Saved entries:
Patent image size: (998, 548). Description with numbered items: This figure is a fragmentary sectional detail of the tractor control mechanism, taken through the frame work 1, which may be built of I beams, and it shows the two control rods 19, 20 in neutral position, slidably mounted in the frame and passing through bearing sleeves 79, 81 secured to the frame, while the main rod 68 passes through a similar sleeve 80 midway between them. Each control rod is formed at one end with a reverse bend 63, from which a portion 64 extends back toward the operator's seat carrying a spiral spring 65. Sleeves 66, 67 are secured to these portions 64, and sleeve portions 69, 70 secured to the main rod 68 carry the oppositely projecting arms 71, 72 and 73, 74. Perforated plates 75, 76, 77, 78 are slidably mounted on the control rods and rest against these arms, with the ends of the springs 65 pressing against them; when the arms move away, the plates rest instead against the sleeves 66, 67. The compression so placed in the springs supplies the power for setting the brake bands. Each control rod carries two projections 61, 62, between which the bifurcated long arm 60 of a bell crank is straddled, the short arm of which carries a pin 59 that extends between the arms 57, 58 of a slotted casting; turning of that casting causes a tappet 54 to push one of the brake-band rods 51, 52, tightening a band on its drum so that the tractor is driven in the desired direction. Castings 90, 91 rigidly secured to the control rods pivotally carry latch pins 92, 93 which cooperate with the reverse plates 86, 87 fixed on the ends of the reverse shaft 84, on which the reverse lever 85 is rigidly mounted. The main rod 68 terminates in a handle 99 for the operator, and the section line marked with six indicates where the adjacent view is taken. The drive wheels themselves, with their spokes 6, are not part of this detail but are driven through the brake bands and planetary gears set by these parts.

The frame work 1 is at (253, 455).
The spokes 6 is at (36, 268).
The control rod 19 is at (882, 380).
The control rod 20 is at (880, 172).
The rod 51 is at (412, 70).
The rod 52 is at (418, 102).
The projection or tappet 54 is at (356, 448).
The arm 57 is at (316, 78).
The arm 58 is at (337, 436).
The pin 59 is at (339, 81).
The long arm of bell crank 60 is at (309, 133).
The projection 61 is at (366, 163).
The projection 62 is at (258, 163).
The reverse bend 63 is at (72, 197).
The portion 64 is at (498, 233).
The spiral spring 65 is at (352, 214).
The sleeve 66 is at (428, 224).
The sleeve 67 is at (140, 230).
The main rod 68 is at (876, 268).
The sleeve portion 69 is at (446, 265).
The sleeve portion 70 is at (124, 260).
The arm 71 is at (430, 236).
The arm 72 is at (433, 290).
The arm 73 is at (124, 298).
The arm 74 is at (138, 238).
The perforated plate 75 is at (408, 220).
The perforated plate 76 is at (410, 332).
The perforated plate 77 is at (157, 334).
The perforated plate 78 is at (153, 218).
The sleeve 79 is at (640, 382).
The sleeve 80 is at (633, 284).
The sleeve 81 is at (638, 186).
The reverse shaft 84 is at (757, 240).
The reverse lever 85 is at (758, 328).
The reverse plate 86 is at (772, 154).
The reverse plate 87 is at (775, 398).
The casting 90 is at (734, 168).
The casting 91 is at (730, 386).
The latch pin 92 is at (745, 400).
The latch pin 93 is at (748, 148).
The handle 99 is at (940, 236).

Exercise objective: Lay out the items from the start through the line containing "The arm 57 is at (316, 78).", inclusive, as a two-column CSV headed "entry" and "response". Give one row per item with its text and its answer, each in a single quoted field with line breaks replaced by spaces.

Written answer:
entry,response
"Patent image size: (998, 548). Description with numbered items: This figure is a fragmentary sectional detail of the tractor control mechanism, taken through the frame work 1, which may be built of I beams, and it shows the two control rods 19, 20 in neutral position, slidably mounted in the frame and passing through bearing sleeves 79, 81 secured to the frame, while the main rod 68 passes through a similar sleeve 80 midway between them. Each control rod is formed at one end with a reverse bend 63, from which a portion 64 extends back toward the operator's seat carrying a spiral spring 65. Sleeves 66, 67 are secured to these portions 64, and sleeve portions 69, 70 secured to the main rod 68 carry the oppositely projecting arms 71, 72 and 73, 74. Perforated plates 75, 76, 77, 78 are slidably mounted on the control rods and rest against these arms, with the ends of the springs 65 pressing against them; when the arms move away, the plates rest instead against the sleeves 66, 67. The compression so placed in the springs supplies the power for setting the brake bands. Each control rod carries two projections 61, 62, between which the bifurcated long arm 60 of a bell crank is straddled, the short arm of which carries a pin 59 that extends between the arms 57, 58 of a slotted casting; turning of that casting causes a tappet 54 to push one of the brake-band rods 51, 52, tightening a band on its drum so that the tractor is driven in the desired direction. Castings 90, 91 rigidly secured to the control rods pivotally carry latch pins 92, 93 which cooperate with the reverse plates 86, 87 fixed on the ends of the reverse shaft 84, on which the reverse lever 85 is rigidly mounted. The main rod 68 terminates in a handle 99 for the operator, and the section line marked with six indicates where the adjacent view is taken. The drive wheels themselves, with their spokes 6, are not part of this detail but are driven through the brake bands and planetary gears set by these parts.","The frame work 1 is at (253, 455). The spokes 6 is at (36, 268). The control rod 19 is at (882, 380). The control rod 20 is at (880, 172). The rod 51 is at (412, 70). The rod 52 is at (418, 102). The projection or tappet 54 is at (356, 448). The arm 57 is at (316, 78)."